Goal:
Provide only the number of lines where "access" occurs.

[Records contained in a dataset]
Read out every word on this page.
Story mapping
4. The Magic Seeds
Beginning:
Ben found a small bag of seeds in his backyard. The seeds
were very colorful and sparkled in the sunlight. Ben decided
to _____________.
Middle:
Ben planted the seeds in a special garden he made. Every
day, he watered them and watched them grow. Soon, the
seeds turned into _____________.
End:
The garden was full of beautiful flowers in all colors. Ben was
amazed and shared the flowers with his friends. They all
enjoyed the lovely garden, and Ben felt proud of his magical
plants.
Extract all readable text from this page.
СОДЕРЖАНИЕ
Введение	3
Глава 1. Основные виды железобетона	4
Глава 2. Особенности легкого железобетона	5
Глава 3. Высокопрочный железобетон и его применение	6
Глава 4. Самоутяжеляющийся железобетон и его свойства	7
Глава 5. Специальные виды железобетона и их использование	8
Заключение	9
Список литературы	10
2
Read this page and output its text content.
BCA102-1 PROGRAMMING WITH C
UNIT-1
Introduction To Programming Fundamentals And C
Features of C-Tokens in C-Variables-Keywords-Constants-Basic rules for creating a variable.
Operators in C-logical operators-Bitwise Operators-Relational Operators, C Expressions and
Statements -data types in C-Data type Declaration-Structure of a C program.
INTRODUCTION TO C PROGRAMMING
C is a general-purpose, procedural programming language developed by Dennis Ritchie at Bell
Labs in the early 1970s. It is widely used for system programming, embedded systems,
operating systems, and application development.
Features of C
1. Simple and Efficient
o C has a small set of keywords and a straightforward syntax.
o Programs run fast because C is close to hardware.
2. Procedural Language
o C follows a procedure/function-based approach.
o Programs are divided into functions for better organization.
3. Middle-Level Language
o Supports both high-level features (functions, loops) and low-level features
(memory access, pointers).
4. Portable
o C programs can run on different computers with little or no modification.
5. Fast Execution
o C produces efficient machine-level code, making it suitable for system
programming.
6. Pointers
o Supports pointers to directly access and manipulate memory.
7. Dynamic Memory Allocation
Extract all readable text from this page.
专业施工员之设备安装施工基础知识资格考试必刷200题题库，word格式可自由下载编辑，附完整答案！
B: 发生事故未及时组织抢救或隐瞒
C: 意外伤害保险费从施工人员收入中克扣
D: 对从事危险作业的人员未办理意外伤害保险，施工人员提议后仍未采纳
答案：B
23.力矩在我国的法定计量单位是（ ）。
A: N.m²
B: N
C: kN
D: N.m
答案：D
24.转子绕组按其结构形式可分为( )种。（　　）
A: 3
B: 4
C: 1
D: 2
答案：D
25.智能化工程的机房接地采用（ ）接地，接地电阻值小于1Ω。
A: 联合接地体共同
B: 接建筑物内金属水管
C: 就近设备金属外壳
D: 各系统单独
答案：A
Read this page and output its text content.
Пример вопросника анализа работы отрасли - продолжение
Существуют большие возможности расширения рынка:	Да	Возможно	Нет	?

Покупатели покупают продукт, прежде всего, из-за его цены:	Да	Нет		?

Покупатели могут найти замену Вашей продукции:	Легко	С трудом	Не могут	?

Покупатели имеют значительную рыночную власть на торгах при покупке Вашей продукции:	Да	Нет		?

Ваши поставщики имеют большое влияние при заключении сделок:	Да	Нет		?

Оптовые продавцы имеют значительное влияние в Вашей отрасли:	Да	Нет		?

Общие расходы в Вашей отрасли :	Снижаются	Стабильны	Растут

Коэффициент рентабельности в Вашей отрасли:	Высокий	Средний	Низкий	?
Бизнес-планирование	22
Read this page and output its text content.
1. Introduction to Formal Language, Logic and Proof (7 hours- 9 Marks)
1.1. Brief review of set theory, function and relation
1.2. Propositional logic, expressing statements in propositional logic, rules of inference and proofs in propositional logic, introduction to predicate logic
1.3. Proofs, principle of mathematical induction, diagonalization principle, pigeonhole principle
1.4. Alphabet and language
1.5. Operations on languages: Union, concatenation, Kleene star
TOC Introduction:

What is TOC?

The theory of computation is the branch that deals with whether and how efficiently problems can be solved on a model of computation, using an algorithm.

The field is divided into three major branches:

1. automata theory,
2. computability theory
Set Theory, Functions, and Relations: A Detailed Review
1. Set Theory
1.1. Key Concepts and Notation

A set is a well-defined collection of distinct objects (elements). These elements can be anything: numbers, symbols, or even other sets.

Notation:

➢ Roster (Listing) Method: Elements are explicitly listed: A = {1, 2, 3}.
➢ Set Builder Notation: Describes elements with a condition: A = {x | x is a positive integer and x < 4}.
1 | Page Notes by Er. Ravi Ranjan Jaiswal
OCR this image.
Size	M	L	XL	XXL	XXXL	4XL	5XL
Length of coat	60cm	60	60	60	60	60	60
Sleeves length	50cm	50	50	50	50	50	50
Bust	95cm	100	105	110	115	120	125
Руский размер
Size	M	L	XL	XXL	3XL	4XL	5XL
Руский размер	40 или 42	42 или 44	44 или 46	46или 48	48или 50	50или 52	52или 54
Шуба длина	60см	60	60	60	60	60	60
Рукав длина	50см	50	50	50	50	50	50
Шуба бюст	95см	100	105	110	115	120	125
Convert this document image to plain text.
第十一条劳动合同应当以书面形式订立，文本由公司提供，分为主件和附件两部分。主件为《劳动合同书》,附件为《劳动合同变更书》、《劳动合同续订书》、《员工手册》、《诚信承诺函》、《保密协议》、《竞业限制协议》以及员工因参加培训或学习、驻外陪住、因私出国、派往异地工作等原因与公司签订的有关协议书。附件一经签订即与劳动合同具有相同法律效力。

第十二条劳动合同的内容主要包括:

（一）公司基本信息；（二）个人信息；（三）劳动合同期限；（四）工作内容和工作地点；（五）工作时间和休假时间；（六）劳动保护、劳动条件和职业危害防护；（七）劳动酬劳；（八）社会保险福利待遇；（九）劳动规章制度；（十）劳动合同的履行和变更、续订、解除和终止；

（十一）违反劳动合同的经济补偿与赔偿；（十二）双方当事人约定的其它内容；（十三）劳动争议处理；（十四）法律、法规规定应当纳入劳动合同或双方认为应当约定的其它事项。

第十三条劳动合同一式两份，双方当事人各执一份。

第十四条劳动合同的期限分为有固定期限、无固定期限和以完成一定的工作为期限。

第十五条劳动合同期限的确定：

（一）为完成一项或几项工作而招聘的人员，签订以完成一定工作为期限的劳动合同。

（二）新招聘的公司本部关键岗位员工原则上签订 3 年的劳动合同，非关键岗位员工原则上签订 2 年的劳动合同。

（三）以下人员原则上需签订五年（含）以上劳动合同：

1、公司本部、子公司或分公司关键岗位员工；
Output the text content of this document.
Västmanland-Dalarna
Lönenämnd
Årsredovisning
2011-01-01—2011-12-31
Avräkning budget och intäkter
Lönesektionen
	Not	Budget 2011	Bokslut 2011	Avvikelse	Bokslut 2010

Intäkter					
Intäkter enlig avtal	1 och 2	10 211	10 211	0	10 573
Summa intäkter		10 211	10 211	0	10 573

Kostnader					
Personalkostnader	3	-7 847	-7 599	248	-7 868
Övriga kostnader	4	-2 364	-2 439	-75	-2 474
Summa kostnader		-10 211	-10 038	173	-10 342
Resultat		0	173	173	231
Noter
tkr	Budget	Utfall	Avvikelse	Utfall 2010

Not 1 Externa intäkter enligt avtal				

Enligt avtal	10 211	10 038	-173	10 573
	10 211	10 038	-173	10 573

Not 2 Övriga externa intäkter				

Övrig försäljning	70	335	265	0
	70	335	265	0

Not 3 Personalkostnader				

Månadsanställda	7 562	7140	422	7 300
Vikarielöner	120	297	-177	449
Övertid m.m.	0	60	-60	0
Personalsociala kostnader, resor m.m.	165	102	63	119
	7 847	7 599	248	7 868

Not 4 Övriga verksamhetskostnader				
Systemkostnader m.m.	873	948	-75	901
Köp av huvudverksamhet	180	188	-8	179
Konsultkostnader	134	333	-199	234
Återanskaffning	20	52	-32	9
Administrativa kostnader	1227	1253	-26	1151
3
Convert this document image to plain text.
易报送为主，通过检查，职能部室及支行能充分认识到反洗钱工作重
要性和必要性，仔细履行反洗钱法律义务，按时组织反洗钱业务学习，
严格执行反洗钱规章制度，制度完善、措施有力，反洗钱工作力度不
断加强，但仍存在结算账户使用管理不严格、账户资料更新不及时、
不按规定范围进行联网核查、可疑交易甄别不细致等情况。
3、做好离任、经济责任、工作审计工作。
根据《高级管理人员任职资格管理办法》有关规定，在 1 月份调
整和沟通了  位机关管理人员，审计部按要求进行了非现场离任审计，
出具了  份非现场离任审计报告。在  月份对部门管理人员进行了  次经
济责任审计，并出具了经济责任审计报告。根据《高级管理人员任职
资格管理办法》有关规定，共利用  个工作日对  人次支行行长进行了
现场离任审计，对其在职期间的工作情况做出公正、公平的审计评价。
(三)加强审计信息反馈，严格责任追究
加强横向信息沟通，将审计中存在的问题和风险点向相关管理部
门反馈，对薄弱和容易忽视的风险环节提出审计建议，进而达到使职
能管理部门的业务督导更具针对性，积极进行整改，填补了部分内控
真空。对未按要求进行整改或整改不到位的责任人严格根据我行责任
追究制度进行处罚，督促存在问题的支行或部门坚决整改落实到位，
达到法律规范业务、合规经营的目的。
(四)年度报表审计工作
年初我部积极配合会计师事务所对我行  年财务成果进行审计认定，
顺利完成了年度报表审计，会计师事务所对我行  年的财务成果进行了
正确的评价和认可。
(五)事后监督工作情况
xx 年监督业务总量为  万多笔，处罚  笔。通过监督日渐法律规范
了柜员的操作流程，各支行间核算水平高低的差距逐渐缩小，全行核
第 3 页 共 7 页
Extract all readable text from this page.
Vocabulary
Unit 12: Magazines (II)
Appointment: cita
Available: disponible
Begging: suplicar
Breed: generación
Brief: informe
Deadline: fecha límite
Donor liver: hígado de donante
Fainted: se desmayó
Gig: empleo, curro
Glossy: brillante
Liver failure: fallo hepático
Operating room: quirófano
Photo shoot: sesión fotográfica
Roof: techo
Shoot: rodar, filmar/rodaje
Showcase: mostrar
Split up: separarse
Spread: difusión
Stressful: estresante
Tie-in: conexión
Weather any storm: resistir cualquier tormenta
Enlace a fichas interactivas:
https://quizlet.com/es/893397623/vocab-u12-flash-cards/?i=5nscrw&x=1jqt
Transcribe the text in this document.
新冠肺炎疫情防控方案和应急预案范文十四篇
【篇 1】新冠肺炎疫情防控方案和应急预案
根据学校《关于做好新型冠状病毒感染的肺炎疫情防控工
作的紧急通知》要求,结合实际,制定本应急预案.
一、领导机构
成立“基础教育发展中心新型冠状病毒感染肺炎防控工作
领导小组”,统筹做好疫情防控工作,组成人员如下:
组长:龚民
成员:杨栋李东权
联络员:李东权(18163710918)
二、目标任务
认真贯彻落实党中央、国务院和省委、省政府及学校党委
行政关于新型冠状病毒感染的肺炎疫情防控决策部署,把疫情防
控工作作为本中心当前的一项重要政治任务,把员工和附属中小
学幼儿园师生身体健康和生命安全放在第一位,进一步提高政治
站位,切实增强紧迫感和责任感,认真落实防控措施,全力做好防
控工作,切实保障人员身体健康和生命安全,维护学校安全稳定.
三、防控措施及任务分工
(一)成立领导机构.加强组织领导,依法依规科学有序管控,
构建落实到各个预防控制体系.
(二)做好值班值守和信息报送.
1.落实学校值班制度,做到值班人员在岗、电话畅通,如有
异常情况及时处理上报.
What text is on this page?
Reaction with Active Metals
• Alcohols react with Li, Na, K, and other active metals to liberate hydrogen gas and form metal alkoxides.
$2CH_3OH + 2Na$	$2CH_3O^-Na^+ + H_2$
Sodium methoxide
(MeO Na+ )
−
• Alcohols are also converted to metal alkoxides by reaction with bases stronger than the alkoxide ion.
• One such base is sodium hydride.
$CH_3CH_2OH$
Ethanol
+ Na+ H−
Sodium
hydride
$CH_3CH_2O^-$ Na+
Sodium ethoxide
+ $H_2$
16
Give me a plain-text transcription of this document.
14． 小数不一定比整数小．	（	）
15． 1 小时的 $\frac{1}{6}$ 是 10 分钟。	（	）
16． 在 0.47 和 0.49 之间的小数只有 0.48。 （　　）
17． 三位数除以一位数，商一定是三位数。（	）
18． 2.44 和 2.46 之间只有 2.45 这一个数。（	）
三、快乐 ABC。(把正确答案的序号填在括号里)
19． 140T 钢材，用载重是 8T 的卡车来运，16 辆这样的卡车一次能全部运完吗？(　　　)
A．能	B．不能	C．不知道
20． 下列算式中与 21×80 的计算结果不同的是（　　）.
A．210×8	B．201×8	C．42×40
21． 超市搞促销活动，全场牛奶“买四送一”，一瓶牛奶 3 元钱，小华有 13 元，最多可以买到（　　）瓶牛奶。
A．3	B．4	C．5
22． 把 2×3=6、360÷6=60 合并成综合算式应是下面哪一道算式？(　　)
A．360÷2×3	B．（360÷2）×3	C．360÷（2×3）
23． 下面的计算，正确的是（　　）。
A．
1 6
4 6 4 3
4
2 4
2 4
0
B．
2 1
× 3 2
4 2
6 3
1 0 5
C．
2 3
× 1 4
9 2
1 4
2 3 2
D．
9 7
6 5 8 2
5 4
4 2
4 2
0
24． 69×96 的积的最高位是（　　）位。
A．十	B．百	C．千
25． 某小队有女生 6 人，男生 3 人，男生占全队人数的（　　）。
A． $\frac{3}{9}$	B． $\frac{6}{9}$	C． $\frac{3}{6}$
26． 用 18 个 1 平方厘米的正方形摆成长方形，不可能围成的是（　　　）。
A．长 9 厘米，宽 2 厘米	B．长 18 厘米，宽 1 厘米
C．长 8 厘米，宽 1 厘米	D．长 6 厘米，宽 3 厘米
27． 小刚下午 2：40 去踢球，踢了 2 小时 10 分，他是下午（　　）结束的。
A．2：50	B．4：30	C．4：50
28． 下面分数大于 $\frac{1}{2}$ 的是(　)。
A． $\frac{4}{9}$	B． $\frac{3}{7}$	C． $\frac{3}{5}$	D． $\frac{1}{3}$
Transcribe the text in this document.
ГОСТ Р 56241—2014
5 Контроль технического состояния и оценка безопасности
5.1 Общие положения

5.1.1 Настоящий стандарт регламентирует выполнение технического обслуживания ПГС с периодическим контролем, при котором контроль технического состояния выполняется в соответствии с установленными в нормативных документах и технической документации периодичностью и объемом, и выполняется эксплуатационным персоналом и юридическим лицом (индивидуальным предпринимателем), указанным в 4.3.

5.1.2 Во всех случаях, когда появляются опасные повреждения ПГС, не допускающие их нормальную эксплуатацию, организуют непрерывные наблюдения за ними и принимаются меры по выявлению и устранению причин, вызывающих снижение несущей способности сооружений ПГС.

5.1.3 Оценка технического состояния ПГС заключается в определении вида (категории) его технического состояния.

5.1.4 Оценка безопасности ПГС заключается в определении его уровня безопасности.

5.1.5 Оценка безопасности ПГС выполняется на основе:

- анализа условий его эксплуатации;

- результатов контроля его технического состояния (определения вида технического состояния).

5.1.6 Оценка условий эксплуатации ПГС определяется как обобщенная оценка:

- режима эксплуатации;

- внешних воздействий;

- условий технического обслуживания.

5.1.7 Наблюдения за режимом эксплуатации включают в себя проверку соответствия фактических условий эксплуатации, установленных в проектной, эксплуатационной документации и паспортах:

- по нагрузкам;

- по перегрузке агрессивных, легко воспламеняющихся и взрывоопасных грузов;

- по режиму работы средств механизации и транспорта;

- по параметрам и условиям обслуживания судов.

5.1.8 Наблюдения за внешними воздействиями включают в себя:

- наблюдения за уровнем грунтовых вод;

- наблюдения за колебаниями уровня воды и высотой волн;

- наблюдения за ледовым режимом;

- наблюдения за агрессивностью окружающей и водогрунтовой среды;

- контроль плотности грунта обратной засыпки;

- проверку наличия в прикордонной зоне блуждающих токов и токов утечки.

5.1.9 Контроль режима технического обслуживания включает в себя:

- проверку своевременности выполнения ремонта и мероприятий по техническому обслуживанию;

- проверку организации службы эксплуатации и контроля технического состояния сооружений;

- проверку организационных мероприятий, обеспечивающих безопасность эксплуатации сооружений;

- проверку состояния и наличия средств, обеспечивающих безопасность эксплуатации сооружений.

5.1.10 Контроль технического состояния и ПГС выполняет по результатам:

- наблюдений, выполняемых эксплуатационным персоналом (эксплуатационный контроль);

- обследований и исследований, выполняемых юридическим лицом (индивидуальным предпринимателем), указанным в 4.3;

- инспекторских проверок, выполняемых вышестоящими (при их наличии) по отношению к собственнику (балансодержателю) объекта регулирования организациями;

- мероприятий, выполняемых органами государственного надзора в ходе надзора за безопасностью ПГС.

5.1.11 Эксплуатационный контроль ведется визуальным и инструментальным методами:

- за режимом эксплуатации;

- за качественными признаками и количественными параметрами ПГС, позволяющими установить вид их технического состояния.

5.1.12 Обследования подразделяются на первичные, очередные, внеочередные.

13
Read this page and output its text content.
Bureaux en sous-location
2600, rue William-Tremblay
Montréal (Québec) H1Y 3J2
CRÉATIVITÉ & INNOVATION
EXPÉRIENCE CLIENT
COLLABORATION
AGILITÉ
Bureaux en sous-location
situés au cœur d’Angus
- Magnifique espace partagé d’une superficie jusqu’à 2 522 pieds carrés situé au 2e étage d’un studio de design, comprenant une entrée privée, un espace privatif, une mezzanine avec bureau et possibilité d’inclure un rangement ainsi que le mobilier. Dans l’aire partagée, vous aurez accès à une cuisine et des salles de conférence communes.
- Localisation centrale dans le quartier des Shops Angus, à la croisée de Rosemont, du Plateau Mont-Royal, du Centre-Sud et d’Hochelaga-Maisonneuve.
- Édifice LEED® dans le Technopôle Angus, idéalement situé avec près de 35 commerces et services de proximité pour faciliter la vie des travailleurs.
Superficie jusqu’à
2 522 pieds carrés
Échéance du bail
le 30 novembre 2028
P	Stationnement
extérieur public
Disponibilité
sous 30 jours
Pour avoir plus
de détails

Worked answer:
2